WHAT IS EXPECTED =
Transcribe each record below word for word.

DATASET ENTRIES =
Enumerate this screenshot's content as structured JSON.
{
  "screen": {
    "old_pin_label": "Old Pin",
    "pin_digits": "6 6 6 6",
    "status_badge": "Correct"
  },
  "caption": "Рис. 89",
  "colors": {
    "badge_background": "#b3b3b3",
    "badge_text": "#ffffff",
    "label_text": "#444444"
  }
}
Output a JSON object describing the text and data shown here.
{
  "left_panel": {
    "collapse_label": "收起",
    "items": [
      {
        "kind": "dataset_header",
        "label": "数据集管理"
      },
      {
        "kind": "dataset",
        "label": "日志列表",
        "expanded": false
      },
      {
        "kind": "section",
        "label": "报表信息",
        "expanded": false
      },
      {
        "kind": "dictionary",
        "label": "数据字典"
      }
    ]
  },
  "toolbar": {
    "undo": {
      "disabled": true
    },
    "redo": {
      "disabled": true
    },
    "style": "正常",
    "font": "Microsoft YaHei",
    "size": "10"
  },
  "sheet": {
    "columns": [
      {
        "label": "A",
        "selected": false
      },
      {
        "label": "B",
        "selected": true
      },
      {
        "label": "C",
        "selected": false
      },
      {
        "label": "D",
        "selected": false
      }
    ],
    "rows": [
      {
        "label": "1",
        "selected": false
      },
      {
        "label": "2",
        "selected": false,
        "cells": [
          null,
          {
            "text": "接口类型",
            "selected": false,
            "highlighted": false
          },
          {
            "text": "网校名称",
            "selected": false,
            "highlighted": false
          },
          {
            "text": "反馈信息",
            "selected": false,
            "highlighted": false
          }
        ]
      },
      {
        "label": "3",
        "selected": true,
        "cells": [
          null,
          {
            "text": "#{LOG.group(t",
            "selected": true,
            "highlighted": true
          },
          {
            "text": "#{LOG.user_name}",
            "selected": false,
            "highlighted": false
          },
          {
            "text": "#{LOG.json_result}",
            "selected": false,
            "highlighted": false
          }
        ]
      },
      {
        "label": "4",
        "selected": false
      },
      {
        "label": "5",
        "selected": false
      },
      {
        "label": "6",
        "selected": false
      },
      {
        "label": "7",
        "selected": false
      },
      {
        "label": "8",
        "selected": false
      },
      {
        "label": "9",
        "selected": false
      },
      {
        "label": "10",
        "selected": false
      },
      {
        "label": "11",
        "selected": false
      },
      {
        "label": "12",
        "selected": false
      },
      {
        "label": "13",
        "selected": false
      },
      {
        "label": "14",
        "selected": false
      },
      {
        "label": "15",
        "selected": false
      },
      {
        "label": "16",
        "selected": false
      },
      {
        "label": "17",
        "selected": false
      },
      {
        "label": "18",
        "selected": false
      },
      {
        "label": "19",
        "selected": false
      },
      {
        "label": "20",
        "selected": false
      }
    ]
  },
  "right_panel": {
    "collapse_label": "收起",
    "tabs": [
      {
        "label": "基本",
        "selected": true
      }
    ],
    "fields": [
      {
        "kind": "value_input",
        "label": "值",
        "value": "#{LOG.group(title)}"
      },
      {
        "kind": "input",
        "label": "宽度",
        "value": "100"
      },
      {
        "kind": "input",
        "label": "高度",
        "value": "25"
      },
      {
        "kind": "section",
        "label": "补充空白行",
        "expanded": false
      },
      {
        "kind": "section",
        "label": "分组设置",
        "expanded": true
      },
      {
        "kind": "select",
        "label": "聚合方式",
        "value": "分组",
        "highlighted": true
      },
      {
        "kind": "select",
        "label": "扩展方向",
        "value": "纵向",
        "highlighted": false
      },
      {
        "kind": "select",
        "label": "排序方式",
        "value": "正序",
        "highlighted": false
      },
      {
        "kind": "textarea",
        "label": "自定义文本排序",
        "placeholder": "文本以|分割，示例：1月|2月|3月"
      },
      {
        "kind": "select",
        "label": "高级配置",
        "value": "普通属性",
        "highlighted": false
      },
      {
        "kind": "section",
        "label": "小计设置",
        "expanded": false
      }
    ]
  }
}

TASK OUTPUT =
Enumerate this screenshot's content as structured JSON.
{
  "screen": {
    "old_pin_label": "Old Pin",
    "pin_digits": "6 6 6 6",
    "status_badge": "Correct"
  },
  "caption": "Рис. 89",
  "colors": {
    "badge_background": "#b3b3b3",
    "badge_text": "#ffffff",
    "label_text": "#444444"
  }
}
Output a JSON object describing the text and data shown here.
{
  "left_panel": {
    "collapse_label": "收起",
    "items": [
      {
        "kind": "dataset_header",
        "label": "数据集管理"
      },
      {
        "kind": "dataset",
        "label": "日志列表",
        "expanded": false
      },
      {
        "kind": "section",
        "label": "报表信息",
        "expanded": false
      },
      {
        "kind": "dictionary",
        "label": "数据字典"
      }
    ]
  },
  "toolbar": {
    "undo": {
      "disabled": true
    },
    "redo": {
      "disabled": true
    },
    "style": "正常",
    "font": "Microsoft YaHei",
    "size": "10"
  },
  "sheet": {
    "columns": [
      {
        "label": "A",
        "selected": false
      },
      {
        "label": "B",
        "selected": true
      },
      {
        "label": "C",
        "selected": false
      },
      {
        "label": "D",
        "selected": false
      }
    ],
    "rows": [
      {
        "label": "1",
        "selected": false
      },
      {
        "label": "2",
        "selected": false,
        "cells": [
          null,
          {
            "text": "接口类型",
            "selected": false,
            "highlighted": false
          },
          {
            "text": "网校名称",
            "selected": false,
            "highlighted": false
          },
          {
            "text": "反馈信息",
            "selected": false,
            "highlighted": false
          }
        ]
      },
      {
        "label": "3",
        "selected": true,
        "cells": [
          null,
          {
            "text": "#{LOG.group(t",
            "selected": true,
            "highlighted": true
          },
          {
            "text": "#{LOG.user_name}",
            "selected": false,
            "highlighted": false
          },
          {
            "text": "#{LOG.json_result}",
            "selected": false,
            "highlighted": false
          }
        ]
      },
      {
        "label": "4",
        "selected": false
      },
      {
        "label": "5",
        "selected": false
      },
      {
        "label": "6",
        "selected": false
      },
      {
        "label": "7",
        "selected": false
      },
      {
        "label": "8",
        "selected": false
      },
      {
        "label": "9",
        "selected": false
      },
      {
        "label": "10",
        "selected": false
      },
      {
        "label": "11",
        "selected": false
      },
      {
        "label": "12",
        "selected": false
      },
      {
        "label": "13",
        "selected": false
      },
      {
        "label": "14",
        "selected": false
      },
      {
        "label": "15",
        "selected": false
      },
      {
        "label": "16",
        "selected": false
      },
      {
        "label": "17",
        "selected": false
      },
      {
        "label": "18",
        "selected": false
      },
      {
        "label": "19",
        "selected": false
      },
      {
        "label": "20",
        "selected": false
      }
    ]
  },
  "right_panel": {
    "collapse_label": "收起",
    "tabs": [
      {
        "label": "基本",
        "selected": true
      }
    ],
    "fields": [
      {
        "kind": "value_input",
        "label": "值",
        "value": "#{LOG.group(title)}"
      },
      {
        "kind": "input",
        "label": "宽度",
        "value": "100"
      },
      {
        "kind": "input",
        "label": "高度",
        "value": "25"
      },
      {
        "kind": "section",
        "label": "补充空白行",
        "expanded": false
      },
      {
        "kind": "section",
        "label": "分组设置",
        "expanded": true
      },
      {
        "kind": "select",
        "label": "聚合方式",
        "value": "分组",
        "highlighted": true
      },
      {
        "kind": "select",
        "label": "扩展方向",
        "value": "纵向",
        "highlighted": false
      },
      {
        "kind": "select",
        "label": "排序方式",
        "value": "正序",
        "highlighted": false
      },
      {
        "kind": "textarea",
        "label": "自定义文本排序",
        "placeholder": "文本以|分割，示例：1月|2月|3月"
      },
      {
        "kind": "select",
        "label": "高级配置",
        "value": "普通属性",
        "highlighted": false
      },
      {
        "kind": "section",
        "label": "小计设置",
        "expanded": false
      }
    ]
  }
}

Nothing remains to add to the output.